── INPUT FOR THIS TASK ──

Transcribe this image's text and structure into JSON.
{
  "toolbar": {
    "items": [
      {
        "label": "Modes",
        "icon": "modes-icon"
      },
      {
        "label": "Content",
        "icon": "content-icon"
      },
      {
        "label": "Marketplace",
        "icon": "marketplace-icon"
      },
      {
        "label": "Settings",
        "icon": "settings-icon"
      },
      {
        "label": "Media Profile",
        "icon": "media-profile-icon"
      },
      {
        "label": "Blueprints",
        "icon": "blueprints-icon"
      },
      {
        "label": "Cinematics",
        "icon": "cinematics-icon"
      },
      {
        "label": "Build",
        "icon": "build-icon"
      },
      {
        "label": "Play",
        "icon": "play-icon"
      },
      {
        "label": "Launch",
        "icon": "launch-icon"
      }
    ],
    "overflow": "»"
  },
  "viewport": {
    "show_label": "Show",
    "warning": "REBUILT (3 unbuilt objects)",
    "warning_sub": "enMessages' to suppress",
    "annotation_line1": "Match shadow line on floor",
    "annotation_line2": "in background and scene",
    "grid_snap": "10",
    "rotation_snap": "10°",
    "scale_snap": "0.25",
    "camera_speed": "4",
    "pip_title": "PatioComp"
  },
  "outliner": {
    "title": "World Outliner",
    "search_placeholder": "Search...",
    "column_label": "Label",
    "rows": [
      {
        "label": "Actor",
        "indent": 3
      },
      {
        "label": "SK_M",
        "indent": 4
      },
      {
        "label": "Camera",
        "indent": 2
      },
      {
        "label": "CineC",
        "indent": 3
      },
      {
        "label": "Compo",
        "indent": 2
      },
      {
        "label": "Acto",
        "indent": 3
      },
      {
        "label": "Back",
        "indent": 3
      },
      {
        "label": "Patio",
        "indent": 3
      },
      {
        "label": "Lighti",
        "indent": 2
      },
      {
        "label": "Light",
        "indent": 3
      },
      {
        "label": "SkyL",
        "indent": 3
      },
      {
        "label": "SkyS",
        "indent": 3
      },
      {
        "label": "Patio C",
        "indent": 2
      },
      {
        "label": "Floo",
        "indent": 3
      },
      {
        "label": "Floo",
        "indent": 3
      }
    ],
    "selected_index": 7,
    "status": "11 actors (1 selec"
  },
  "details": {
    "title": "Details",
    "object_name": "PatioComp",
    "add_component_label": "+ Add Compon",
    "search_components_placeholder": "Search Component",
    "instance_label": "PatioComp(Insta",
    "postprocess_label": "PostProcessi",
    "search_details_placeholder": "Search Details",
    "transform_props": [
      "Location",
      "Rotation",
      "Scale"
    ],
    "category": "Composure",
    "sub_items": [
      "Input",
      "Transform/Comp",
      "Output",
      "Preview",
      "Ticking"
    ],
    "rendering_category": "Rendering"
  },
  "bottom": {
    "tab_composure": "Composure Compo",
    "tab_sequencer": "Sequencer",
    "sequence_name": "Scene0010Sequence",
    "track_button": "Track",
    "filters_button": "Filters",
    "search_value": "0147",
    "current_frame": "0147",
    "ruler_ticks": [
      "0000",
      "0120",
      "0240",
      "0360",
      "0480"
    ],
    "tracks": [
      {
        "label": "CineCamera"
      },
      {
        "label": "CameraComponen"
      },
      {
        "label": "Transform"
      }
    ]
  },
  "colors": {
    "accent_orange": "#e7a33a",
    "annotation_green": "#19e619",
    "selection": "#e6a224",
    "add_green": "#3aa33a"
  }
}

───
── INPUT FOR THIS TASK ──

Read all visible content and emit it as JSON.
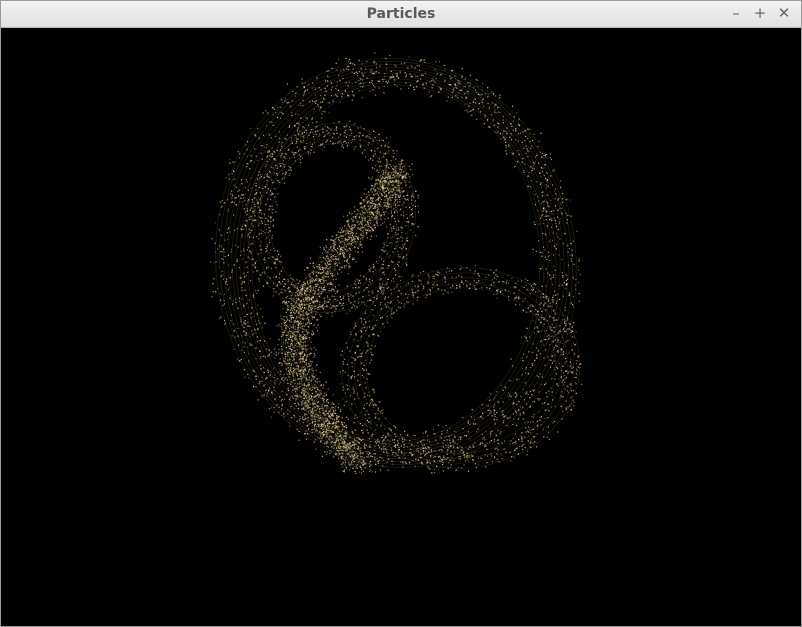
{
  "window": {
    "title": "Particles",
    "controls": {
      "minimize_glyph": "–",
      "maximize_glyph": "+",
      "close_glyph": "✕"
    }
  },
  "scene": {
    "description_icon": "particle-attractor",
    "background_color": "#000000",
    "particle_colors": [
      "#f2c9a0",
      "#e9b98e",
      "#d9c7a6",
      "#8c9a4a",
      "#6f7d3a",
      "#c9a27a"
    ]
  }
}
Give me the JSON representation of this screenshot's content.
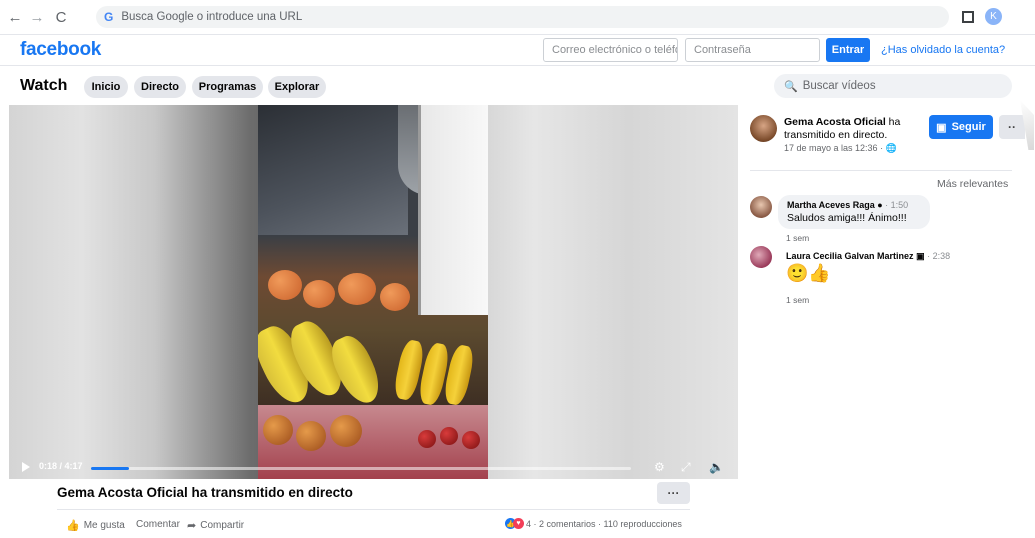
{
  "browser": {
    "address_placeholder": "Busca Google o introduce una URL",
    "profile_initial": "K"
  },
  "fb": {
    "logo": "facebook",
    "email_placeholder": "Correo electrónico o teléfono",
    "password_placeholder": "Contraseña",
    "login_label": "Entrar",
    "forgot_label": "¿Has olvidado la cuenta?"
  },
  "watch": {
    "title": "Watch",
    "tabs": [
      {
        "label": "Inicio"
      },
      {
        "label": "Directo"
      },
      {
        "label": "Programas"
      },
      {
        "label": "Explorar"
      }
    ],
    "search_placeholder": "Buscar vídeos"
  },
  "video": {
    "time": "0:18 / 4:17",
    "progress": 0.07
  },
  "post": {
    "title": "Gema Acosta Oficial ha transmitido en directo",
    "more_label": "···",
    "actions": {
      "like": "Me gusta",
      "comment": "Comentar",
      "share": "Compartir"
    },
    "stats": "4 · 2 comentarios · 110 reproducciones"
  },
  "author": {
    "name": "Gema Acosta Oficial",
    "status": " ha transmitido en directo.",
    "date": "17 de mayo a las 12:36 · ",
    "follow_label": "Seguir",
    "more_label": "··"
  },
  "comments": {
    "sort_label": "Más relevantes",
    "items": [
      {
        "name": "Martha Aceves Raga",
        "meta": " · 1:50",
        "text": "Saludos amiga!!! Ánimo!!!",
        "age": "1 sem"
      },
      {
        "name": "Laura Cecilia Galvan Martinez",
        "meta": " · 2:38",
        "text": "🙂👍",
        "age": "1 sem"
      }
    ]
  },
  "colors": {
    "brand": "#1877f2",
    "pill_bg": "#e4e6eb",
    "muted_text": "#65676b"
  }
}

───
── INPUT FOR THIS TASK ──

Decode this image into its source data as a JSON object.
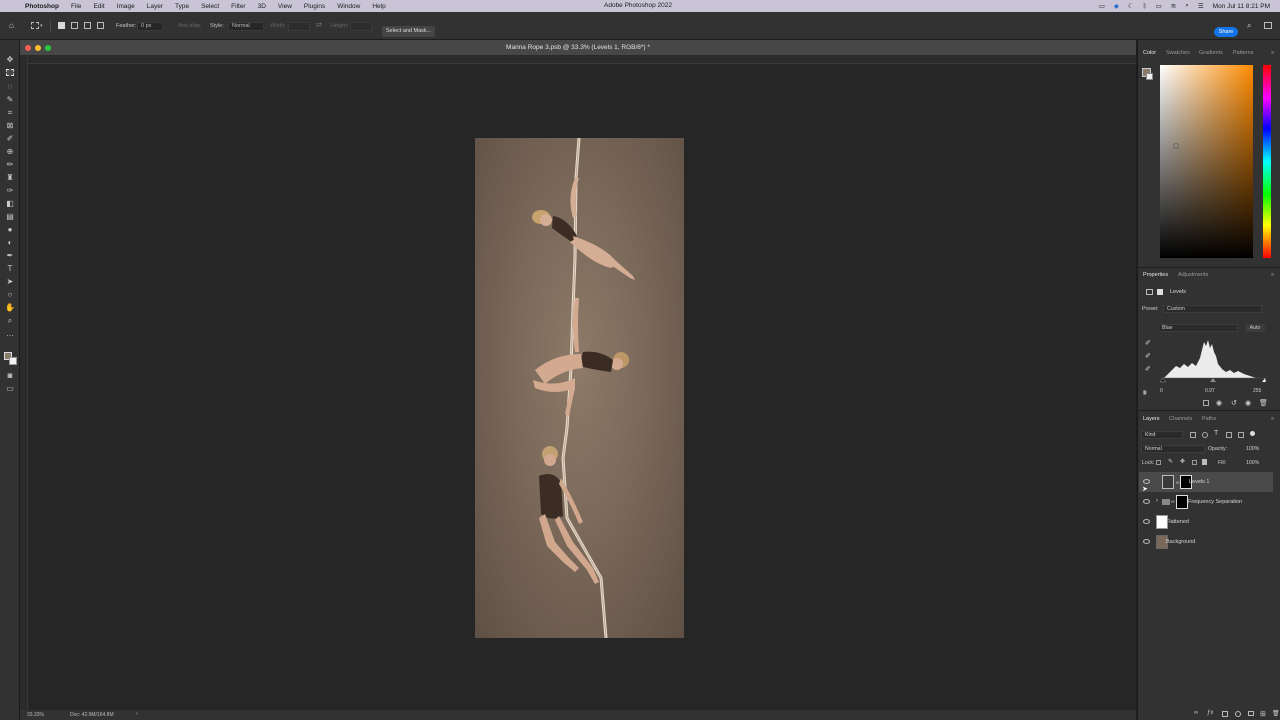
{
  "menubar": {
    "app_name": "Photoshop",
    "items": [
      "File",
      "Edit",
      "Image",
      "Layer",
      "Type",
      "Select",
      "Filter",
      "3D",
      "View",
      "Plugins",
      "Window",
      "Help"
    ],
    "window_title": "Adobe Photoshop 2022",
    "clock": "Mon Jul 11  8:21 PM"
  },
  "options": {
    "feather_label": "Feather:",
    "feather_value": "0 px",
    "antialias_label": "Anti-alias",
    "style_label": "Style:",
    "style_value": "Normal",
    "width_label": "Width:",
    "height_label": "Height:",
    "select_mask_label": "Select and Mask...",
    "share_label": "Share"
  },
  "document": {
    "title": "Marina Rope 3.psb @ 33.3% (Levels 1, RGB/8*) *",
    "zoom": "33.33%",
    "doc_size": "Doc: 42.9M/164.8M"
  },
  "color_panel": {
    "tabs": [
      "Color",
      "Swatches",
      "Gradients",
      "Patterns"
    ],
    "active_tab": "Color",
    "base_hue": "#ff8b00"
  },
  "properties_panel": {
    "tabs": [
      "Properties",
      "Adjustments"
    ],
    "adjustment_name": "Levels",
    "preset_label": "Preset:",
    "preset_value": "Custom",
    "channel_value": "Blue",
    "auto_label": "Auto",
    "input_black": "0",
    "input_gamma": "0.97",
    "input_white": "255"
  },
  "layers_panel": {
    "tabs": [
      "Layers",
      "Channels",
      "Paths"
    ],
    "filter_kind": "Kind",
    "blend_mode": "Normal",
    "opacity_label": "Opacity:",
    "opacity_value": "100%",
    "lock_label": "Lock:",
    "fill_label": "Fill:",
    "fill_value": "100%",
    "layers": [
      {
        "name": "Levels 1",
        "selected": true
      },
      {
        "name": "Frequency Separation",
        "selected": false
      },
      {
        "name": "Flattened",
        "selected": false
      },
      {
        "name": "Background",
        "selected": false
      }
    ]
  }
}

───

WHAT TO WORK ON: Copy out each line of the material that holds the word "Oficial".

RESPONSE:
    "title": "Gema Acosta Oficial ha transmitido en directo",
    "name": "Gema Acosta Oficial",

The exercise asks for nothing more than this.